## Problem
Each line that holds the word "content" should be returned.

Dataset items
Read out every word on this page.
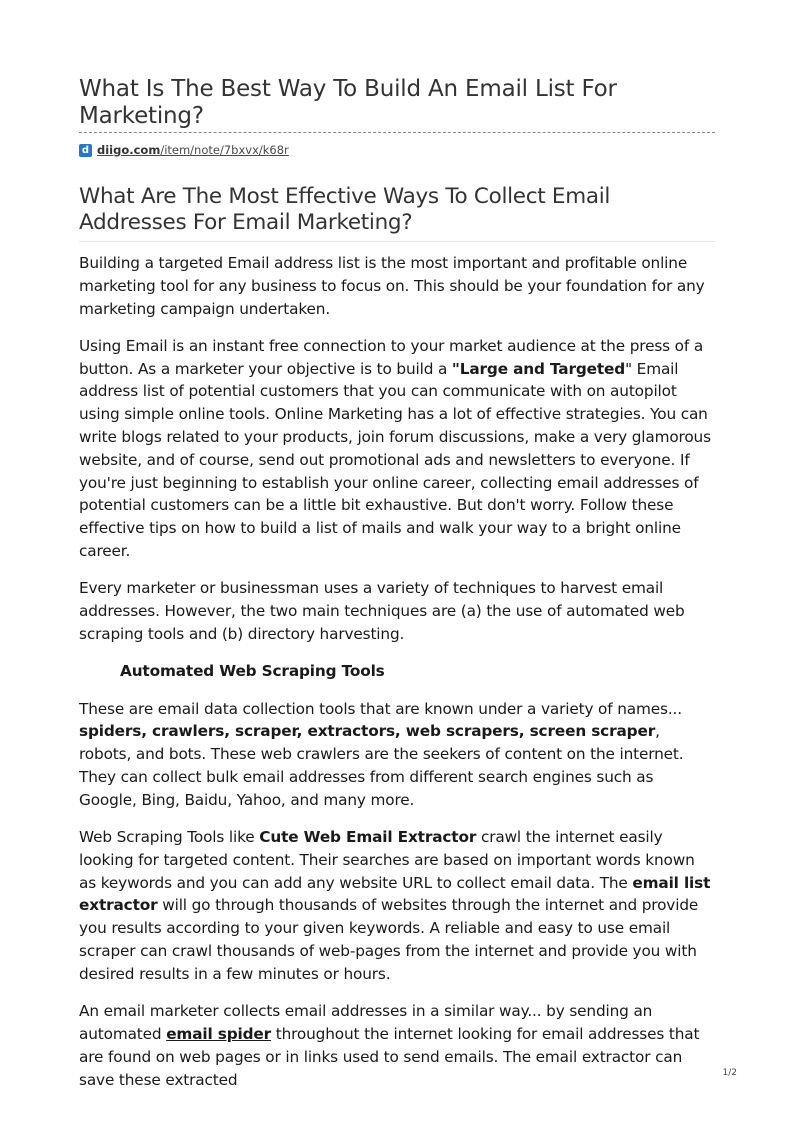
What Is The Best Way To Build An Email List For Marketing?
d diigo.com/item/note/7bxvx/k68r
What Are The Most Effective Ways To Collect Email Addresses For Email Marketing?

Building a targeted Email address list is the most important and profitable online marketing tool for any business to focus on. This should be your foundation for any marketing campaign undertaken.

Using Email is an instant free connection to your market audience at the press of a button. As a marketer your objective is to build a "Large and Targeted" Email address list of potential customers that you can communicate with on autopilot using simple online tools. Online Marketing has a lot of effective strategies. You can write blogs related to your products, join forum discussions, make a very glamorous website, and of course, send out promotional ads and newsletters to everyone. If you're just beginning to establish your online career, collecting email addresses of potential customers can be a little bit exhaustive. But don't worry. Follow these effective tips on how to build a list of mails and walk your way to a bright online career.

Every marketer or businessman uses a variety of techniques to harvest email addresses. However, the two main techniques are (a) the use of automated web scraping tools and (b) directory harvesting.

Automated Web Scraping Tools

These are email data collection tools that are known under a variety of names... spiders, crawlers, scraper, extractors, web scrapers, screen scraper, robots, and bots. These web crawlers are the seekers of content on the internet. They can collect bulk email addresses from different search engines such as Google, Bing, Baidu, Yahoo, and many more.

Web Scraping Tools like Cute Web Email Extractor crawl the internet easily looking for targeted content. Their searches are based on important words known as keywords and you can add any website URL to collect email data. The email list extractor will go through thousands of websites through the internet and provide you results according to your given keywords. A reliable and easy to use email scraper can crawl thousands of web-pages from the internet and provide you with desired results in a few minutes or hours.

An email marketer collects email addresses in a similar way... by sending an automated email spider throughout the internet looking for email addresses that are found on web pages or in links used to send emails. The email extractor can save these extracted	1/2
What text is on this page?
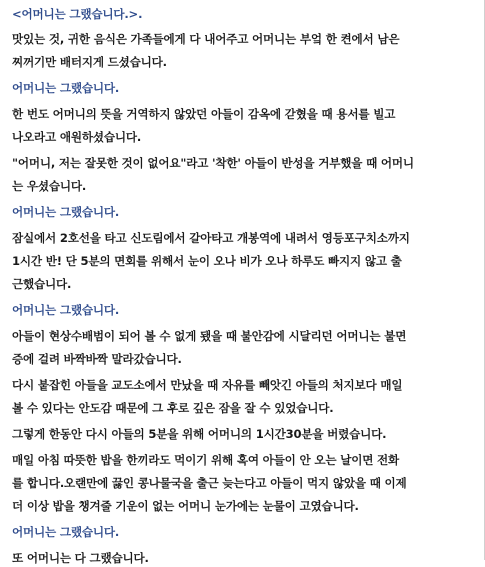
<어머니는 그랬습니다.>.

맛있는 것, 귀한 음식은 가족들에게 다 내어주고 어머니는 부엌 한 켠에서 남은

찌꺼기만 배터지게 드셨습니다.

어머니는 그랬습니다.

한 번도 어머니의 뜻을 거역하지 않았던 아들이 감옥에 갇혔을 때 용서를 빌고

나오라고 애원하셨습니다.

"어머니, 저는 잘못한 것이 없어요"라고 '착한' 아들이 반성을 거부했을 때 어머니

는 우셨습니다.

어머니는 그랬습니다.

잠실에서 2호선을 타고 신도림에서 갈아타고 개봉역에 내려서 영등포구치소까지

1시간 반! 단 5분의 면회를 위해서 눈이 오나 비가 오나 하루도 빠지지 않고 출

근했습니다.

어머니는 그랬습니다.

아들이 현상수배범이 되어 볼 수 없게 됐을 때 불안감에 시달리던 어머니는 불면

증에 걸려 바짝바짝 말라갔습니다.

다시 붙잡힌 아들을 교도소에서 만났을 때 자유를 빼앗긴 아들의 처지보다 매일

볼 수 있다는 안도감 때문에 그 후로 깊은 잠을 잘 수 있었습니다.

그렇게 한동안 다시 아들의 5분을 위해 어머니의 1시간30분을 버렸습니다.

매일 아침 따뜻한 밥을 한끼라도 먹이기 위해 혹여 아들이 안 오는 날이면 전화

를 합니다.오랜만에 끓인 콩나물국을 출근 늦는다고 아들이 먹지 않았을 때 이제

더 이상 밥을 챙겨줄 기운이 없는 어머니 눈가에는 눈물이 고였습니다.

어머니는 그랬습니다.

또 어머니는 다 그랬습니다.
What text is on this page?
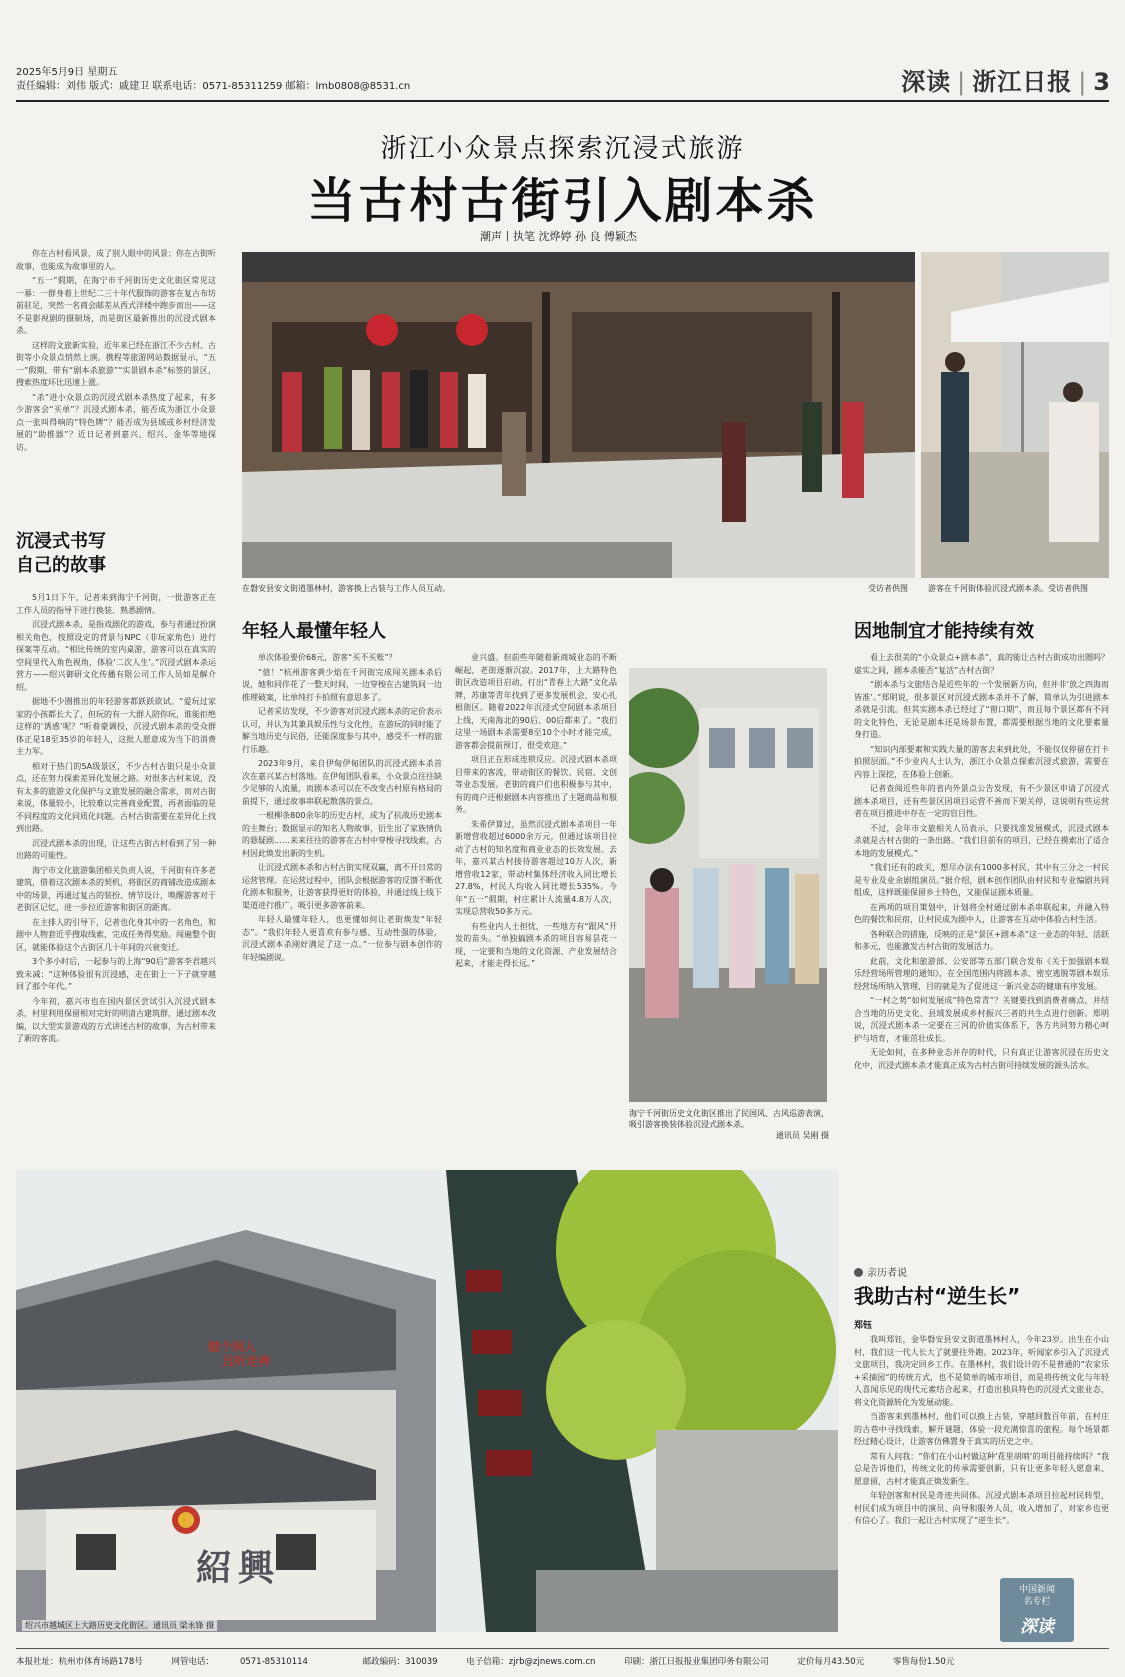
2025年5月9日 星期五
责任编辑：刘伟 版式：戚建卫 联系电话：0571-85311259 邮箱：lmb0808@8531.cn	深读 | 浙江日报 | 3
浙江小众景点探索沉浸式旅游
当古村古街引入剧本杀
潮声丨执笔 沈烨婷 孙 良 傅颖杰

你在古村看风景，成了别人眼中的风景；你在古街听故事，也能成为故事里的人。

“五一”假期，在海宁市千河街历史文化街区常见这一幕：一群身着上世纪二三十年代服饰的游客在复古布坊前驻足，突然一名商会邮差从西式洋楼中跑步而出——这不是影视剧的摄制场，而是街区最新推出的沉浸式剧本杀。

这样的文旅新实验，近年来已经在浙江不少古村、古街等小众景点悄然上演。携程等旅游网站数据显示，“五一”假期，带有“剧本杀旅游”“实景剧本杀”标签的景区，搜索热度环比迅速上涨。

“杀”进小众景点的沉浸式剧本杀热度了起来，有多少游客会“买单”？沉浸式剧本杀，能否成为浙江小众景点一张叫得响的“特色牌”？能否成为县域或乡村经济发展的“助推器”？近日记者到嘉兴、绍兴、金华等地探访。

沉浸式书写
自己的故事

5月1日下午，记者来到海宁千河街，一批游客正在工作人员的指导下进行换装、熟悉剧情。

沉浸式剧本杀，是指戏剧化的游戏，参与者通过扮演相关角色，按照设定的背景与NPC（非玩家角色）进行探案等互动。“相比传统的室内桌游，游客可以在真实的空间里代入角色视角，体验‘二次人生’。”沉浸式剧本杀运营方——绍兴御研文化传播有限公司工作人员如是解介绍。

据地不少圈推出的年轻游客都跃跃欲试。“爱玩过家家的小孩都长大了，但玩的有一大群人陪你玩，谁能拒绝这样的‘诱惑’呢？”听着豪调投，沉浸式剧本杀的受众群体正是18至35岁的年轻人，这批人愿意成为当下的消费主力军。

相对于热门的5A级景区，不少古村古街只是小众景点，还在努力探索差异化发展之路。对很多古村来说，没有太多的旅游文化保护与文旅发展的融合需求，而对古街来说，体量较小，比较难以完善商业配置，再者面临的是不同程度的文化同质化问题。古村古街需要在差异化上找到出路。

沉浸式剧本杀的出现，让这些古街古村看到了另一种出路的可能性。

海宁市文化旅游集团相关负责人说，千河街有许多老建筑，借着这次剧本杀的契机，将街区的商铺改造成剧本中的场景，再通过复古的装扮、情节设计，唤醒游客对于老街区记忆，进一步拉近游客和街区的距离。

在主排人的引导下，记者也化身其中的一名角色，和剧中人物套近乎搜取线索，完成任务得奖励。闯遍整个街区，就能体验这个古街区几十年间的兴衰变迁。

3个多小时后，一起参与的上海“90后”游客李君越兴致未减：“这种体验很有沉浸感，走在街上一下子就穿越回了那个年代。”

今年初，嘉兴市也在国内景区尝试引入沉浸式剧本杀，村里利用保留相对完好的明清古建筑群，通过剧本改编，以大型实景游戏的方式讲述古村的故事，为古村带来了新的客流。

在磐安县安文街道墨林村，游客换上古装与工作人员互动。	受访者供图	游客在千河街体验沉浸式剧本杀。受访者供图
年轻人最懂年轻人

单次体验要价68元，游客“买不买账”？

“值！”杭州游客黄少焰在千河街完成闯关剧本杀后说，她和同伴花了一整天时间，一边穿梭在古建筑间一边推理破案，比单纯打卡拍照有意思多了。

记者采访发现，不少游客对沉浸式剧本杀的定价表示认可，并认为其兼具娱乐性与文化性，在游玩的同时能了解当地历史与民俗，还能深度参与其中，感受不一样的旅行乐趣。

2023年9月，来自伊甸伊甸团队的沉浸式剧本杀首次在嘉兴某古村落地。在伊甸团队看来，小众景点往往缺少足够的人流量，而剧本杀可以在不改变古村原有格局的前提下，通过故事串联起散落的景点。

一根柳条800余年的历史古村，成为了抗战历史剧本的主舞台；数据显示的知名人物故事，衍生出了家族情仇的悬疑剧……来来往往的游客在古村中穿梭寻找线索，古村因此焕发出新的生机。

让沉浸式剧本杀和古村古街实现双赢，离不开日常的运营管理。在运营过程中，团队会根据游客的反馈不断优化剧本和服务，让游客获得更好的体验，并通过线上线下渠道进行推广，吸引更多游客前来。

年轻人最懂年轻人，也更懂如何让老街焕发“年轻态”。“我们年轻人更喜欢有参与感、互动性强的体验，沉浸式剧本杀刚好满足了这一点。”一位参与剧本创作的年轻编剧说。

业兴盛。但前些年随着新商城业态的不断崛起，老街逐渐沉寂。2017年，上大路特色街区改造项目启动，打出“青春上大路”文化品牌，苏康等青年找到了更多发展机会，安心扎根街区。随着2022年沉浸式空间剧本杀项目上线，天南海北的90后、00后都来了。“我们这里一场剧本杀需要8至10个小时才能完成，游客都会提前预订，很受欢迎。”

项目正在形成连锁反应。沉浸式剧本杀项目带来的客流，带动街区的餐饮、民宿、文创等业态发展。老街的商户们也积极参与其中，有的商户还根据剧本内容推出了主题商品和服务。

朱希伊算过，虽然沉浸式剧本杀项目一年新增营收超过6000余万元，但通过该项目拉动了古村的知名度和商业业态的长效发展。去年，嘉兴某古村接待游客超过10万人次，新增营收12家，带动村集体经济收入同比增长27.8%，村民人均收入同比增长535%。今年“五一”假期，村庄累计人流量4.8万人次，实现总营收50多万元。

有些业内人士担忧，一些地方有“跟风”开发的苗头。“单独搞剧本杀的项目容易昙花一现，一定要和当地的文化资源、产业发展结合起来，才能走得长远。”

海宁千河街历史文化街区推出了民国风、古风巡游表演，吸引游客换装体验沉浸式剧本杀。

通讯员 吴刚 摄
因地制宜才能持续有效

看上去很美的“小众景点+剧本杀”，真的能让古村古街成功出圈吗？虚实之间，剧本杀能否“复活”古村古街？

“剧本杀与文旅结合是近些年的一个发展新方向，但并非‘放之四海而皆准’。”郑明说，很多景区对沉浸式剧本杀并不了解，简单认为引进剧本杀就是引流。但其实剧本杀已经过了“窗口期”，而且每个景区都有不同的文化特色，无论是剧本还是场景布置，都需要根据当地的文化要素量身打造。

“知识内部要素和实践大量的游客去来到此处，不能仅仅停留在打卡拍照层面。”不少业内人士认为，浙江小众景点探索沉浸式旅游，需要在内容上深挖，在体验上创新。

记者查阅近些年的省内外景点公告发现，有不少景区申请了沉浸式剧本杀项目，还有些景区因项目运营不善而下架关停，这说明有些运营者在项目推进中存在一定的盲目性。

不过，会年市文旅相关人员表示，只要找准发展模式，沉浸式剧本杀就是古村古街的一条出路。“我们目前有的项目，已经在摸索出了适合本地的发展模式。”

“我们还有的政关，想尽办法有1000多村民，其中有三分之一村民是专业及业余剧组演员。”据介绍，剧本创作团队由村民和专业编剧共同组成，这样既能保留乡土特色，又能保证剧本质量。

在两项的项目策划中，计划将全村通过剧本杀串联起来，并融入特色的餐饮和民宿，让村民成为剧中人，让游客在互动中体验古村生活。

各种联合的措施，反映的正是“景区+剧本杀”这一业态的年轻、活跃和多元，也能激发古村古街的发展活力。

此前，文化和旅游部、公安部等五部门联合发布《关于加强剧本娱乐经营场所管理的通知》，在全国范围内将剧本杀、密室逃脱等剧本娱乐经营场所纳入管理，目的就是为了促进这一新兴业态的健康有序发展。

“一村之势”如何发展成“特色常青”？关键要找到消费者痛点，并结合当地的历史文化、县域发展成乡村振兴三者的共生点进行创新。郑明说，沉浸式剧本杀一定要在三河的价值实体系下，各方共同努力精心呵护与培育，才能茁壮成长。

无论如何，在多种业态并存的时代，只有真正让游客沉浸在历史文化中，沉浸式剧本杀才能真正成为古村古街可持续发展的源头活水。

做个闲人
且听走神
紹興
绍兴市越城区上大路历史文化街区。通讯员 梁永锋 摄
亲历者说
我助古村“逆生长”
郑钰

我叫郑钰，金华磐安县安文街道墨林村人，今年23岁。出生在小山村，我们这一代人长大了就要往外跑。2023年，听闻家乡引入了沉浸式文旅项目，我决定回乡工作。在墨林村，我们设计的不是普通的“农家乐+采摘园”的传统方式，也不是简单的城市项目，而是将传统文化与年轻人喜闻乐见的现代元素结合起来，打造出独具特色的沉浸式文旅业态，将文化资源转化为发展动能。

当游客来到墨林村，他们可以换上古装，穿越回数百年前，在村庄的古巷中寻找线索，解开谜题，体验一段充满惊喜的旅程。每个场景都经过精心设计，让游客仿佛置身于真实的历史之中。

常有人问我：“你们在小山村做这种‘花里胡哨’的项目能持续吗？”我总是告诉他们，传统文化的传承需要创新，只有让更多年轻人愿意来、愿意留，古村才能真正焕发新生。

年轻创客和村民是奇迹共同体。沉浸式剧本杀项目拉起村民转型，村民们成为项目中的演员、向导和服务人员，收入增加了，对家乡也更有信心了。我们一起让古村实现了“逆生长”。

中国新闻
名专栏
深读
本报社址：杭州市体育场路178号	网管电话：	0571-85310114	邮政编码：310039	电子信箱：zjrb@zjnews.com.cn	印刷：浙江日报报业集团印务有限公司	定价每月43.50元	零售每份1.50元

## Result
These are email data collection tools that are known under a variety of names... spiders, crawlers, scraper, extractors, web scrapers, screen scraper, robots, and bots. These web crawlers are the seekers of content on the internet. They can collect bulk email addresses from different search engines such as Google, Bing, Baidu, Yahoo, and many more.
Web Scraping Tools like Cute Web Email Extractor crawl the internet easily looking for targeted content. Their searches are based on important words known as keywords and you can add any website URL to collect email data. The email list extractor will go through thousands of websites through the internet and provide you results according to your given keywords. A reliable and easy to use email scraper can crawl thousands of web-pages from the internet and provide you with desired results in a few minutes or hours.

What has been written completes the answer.